## start MATERIAL SUPPLIED

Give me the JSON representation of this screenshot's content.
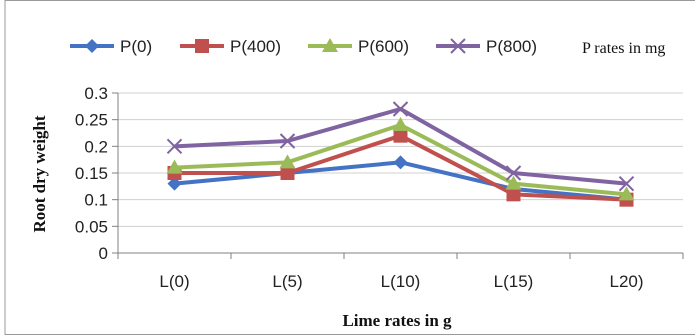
{
  "chart_data": {
    "type": "line",
    "categories": [
      "L(0)",
      "L(5)",
      "L(10)",
      "L(15)",
      "L20)"
    ],
    "series": [
      {
        "name": "P(0)",
        "values": [
          0.13,
          0.15,
          0.17,
          0.12,
          0.1
        ],
        "color": "#4472C4",
        "marker": "diamond"
      },
      {
        "name": "P(400)",
        "values": [
          0.15,
          0.15,
          0.22,
          0.11,
          0.1
        ],
        "color": "#C0504D",
        "marker": "square"
      },
      {
        "name": "P(600)",
        "values": [
          0.16,
          0.17,
          0.24,
          0.13,
          0.11
        ],
        "color": "#9BBB59",
        "marker": "triangle"
      },
      {
        "name": "P(800)",
        "values": [
          0.2,
          0.21,
          0.27,
          0.15,
          0.13
        ],
        "color": "#8064A2",
        "marker": "x"
      }
    ],
    "yticks": [
      "0",
      "0.05",
      "0.1",
      "0.15",
      "0.2",
      "0.25",
      "0.3"
    ],
    "ylim": [
      0,
      0.3
    ],
    "xlabel": "Lime rates in g",
    "ylabel": "Root dry weight",
    "legend_note": "P rates in mg",
    "legend_position": "top",
    "grid": true
  }
}
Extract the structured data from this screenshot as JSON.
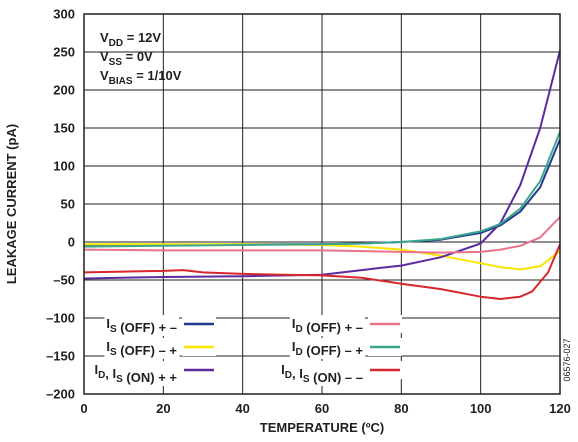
{
  "chart_data": {
    "type": "line",
    "xlabel": "TEMPERATURE (ºC)",
    "ylabel": "LEAKAGE CURRENT (pA)",
    "xlim": [
      0,
      120
    ],
    "ylim": [
      -200,
      300
    ],
    "xticks": [
      0,
      20,
      40,
      60,
      80,
      100,
      120
    ],
    "yticks": [
      -200,
      -150,
      -100,
      -50,
      0,
      50,
      100,
      150,
      200,
      250,
      300
    ],
    "grid": true,
    "legend_position": "bottom-left",
    "figure_id": "06576-027",
    "conditions": [
      {
        "main": "V",
        "sub": "DD",
        "rest": " = 12V"
      },
      {
        "main": "V",
        "sub": "SS",
        "rest": " = 0V"
      },
      {
        "main": "V",
        "sub": "BIAS",
        "rest": " = 1/10V"
      }
    ],
    "series": [
      {
        "name": "IS (OFF) + –",
        "label_parts": [
          {
            "t": "I"
          },
          {
            "sub": "S"
          },
          {
            "t": " (OFF) + –"
          }
        ],
        "color": "#1f3b8f",
        "x": [
          0,
          20,
          40,
          60,
          70,
          80,
          90,
          100,
          105,
          110,
          115,
          120
        ],
        "values": [
          -5,
          -4,
          -3,
          -3,
          -2,
          0,
          3,
          12,
          22,
          40,
          72,
          135
        ]
      },
      {
        "name": "IS (OFF) – +",
        "label_parts": [
          {
            "t": "I"
          },
          {
            "sub": "S"
          },
          {
            "t": " (OFF) – +"
          }
        ],
        "color": "#f7e600",
        "x": [
          0,
          20,
          40,
          60,
          70,
          80,
          90,
          100,
          105,
          110,
          115,
          120
        ],
        "values": [
          -3,
          -3,
          -3,
          -4,
          -6,
          -10,
          -18,
          -28,
          -33,
          -36,
          -32,
          -12
        ]
      },
      {
        "name": "ID, IS (ON) + +",
        "label_parts": [
          {
            "t": "I"
          },
          {
            "sub": "D"
          },
          {
            "t": ", I"
          },
          {
            "sub": "S"
          },
          {
            "t": " (ON) + +"
          }
        ],
        "color": "#5b2c9e",
        "x": [
          0,
          20,
          40,
          60,
          70,
          75,
          80,
          90,
          100,
          105,
          110,
          115,
          120
        ],
        "values": [
          -48,
          -46,
          -45,
          -43,
          -37,
          -34,
          -31,
          -20,
          -2,
          25,
          75,
          150,
          252
        ]
      },
      {
        "name": "ID (OFF) + –",
        "label_parts": [
          {
            "t": "I"
          },
          {
            "sub": "D"
          },
          {
            "t": " (OFF) + –"
          }
        ],
        "color": "#e8738a",
        "x": [
          0,
          20,
          40,
          60,
          70,
          80,
          90,
          100,
          105,
          110,
          115,
          120
        ],
        "values": [
          -10,
          -11,
          -11,
          -11,
          -12,
          -13,
          -14,
          -13,
          -10,
          -5,
          6,
          33
        ]
      },
      {
        "name": "ID (OFF) – +",
        "label_parts": [
          {
            "t": "I"
          },
          {
            "sub": "D"
          },
          {
            "t": " (OFF) – +"
          }
        ],
        "color": "#3fa58f",
        "x": [
          0,
          20,
          40,
          60,
          70,
          80,
          90,
          100,
          105,
          110,
          115,
          120
        ],
        "values": [
          -6,
          -5,
          -4,
          -3,
          -2,
          0,
          4,
          14,
          24,
          44,
          80,
          145
        ]
      },
      {
        "name": "ID, IS (ON) – –",
        "label_parts": [
          {
            "t": "I"
          },
          {
            "sub": "D"
          },
          {
            "t": ", I"
          },
          {
            "sub": "S"
          },
          {
            "t": " (ON) – –"
          }
        ],
        "color": "#d7262e",
        "x": [
          0,
          10,
          20,
          25,
          30,
          40,
          50,
          60,
          70,
          80,
          90,
          100,
          105,
          110,
          113,
          117,
          120
        ],
        "values": [
          -40,
          -39,
          -38,
          -37,
          -40,
          -42,
          -43,
          -44,
          -47,
          -55,
          -62,
          -72,
          -75,
          -72,
          -65,
          -40,
          -3
        ]
      }
    ]
  }
}
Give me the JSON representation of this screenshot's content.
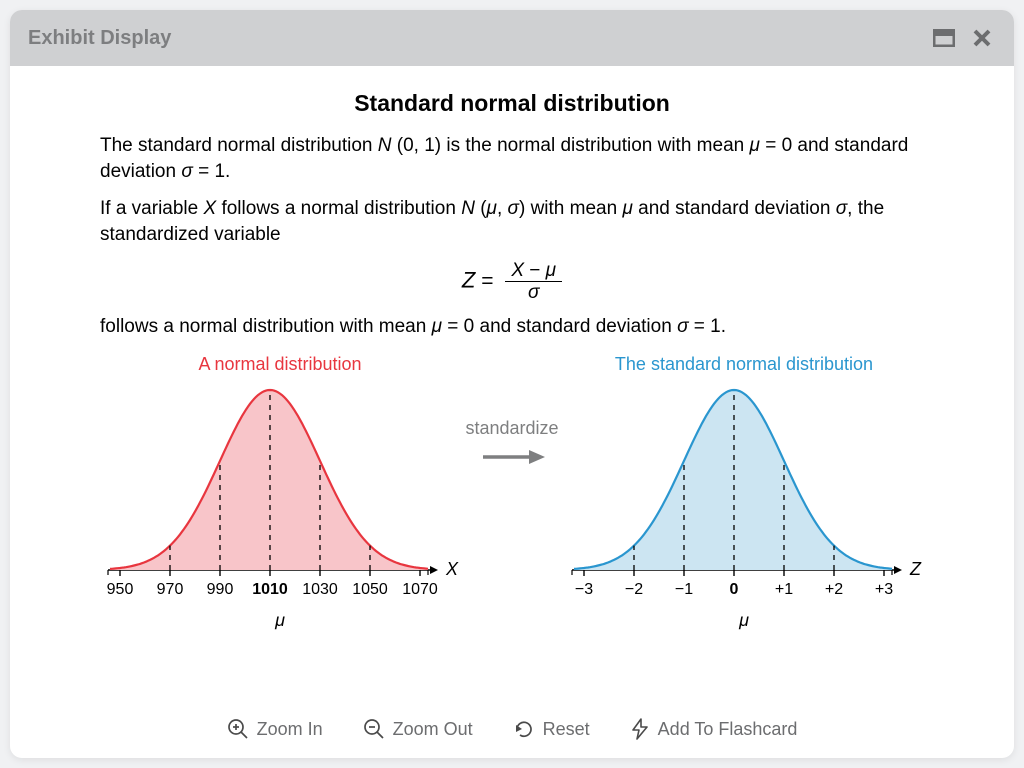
{
  "window": {
    "title": "Exhibit Display"
  },
  "heading": "Standard normal distribution",
  "para1_a": "The standard normal distribution ",
  "para1_b": " (0, 1) is the normal distribution with mean ",
  "para1_c": " = 0 and standard deviation ",
  "para1_d": " = 1.",
  "N": "N",
  "mu": "μ",
  "sigma": "σ",
  "para2_a": "If a variable ",
  "X": "X",
  "para2_b": " follows a normal distribution ",
  "para2_c": " (",
  "para2_d": ", ",
  "para2_e": ") with mean ",
  "para2_f": " and standard deviation ",
  "para2_g": ", the standardized variable",
  "formula": {
    "Z": "Z",
    "eq": " = ",
    "num_a": "X",
    "num_b": " − ",
    "num_c": "μ",
    "den": "σ"
  },
  "para3_a": "follows a normal distribution with mean ",
  "para3_b": " = 0 and standard deviation ",
  "para3_c": " = 1.",
  "arrow_label": "standardize",
  "chart_left": {
    "title": "A normal distribution",
    "title_color": "#e8363f",
    "curve_color": "#e8363f",
    "fill_color": "#f8c5c9",
    "axis_var": "X",
    "ticks": [
      "950",
      "970",
      "990",
      "1010",
      "1030",
      "1050",
      "1070"
    ],
    "bold_tick_index": 3,
    "mu_label": "μ",
    "background": "#ffffff",
    "font_size_ticks": 16,
    "font_size_title": 18,
    "curve_width": 2.2
  },
  "chart_right": {
    "title": "The standard normal distribution",
    "title_color": "#2a96cf",
    "curve_color": "#2a96cf",
    "fill_color": "#cce5f2",
    "axis_var": "Z",
    "ticks": [
      "−3",
      "−2",
      "−1",
      "0",
      "+1",
      "+2",
      "+3"
    ],
    "bold_tick_index": 3,
    "mu_label": "μ",
    "background": "#ffffff",
    "font_size_ticks": 16,
    "font_size_title": 18,
    "curve_width": 2.2
  },
  "toolbar": {
    "zoom_in": "Zoom In",
    "zoom_out": "Zoom Out",
    "reset": "Reset",
    "flashcard": "Add To Flashcard"
  },
  "colors": {
    "titlebar_bg": "#cfd0d2",
    "titlebar_text": "#7d7e80",
    "body_text": "#020202",
    "toolbar_text": "#6c6d6f",
    "arrow_text": "#7e7f80"
  }
}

## end MATERIAL SUPPLIED

Write out every line of the listing that holds the word "xlabel".

# FULL RESPONSE
    "xlabel": "Lime rates in g",
    "xlabel": "TEMPERATURE (ºC)",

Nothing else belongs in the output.